Work instructions => Every entry must be echoed exactly.

Supplied material =>
########

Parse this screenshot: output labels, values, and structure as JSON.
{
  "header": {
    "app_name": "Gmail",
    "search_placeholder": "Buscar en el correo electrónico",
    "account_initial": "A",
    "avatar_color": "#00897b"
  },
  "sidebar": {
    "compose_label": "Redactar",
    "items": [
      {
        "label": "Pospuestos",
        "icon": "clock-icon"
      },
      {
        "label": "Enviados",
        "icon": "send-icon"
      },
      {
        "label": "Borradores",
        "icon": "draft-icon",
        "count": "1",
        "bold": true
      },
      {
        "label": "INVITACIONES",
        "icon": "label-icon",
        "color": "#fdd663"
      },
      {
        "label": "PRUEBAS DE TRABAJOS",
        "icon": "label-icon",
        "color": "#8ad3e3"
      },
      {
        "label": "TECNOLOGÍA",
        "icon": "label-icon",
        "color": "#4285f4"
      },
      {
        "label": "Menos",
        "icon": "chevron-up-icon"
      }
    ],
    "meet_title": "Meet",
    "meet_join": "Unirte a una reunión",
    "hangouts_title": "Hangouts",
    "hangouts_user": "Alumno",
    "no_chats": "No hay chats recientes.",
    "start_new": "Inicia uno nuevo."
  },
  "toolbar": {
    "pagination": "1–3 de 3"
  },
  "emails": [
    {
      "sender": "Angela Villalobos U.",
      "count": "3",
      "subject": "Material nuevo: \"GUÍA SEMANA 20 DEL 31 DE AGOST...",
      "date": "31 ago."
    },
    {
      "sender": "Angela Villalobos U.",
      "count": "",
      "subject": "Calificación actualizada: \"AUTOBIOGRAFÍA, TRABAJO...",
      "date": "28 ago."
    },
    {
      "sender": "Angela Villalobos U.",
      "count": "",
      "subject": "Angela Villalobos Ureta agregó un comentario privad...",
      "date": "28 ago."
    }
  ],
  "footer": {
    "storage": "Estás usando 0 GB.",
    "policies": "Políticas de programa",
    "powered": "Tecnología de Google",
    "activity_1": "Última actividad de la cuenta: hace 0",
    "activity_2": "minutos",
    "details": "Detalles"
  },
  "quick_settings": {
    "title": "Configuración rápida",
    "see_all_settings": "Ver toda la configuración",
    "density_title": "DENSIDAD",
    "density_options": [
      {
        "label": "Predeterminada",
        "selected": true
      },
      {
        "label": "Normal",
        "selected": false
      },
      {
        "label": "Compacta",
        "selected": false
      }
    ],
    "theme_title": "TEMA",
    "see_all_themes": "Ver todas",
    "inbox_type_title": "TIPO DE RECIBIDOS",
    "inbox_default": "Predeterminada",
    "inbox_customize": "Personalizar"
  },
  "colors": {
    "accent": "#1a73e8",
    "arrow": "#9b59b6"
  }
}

########

The answer =>
Parse this screenshot: output labels, values, and structure as JSON.
{
  "header": {
    "app_name": "Gmail",
    "search_placeholder": "Buscar en el correo electrónico",
    "account_initial": "A",
    "avatar_color": "#00897b"
  },
  "sidebar": {
    "compose_label": "Redactar",
    "items": [
      {
        "label": "Pospuestos",
        "icon": "clock-icon"
      },
      {
        "label": "Enviados",
        "icon": "send-icon"
      },
      {
        "label": "Borradores",
        "icon": "draft-icon",
        "count": "1",
        "bold": true
      },
      {
        "label": "INVITACIONES",
        "icon": "label-icon",
        "color": "#fdd663"
      },
      {
        "label": "PRUEBAS DE TRABAJOS",
        "icon": "label-icon",
        "color": "#8ad3e3"
      },
      {
        "label": "TECNOLOGÍA",
        "icon": "label-icon",
        "color": "#4285f4"
      },
      {
        "label": "Menos",
        "icon": "chevron-up-icon"
      }
    ],
    "meet_title": "Meet",
    "meet_join": "Unirte a una reunión",
    "hangouts_title": "Hangouts",
    "hangouts_user": "Alumno",
    "no_chats": "No hay chats recientes.",
    "start_new": "Inicia uno nuevo."
  },
  "toolbar": {
    "pagination": "1–3 de 3"
  },
  "emails": [
    {
      "sender": "Angela Villalobos U.",
      "count": "3",
      "subject": "Material nuevo: \"GUÍA SEMANA 20 DEL 31 DE AGOST...",
      "date": "31 ago."
    },
    {
      "sender": "Angela Villalobos U.",
      "count": "",
      "subject": "Calificación actualizada: \"AUTOBIOGRAFÍA, TRABAJO...",
      "date": "28 ago."
    },
    {
      "sender": "Angela Villalobos U.",
      "count": "",
      "subject": "Angela Villalobos Ureta agregó un comentario privad...",
      "date": "28 ago."
    }
  ],
  "footer": {
    "storage": "Estás usando 0 GB.",
    "policies": "Políticas de programa",
    "powered": "Tecnología de Google",
    "activity_1": "Última actividad de la cuenta: hace 0",
    "activity_2": "minutos",
    "details": "Detalles"
  },
  "quick_settings": {
    "title": "Configuración rápida",
    "see_all_settings": "Ver toda la configuración",
    "density_title": "DENSIDAD",
    "density_options": [
      {
        "label": "Predeterminada",
        "selected": true
      },
      {
        "label": "Normal",
        "selected": false
      },
      {
        "label": "Compacta",
        "selected": false
      }
    ],
    "theme_title": "TEMA",
    "see_all_themes": "Ver todas",
    "inbox_type_title": "TIPO DE RECIBIDOS",
    "inbox_default": "Predeterminada",
    "inbox_customize": "Personalizar"
  },
  "colors": {
    "accent": "#1a73e8",
    "arrow": "#9b59b6"
  }
}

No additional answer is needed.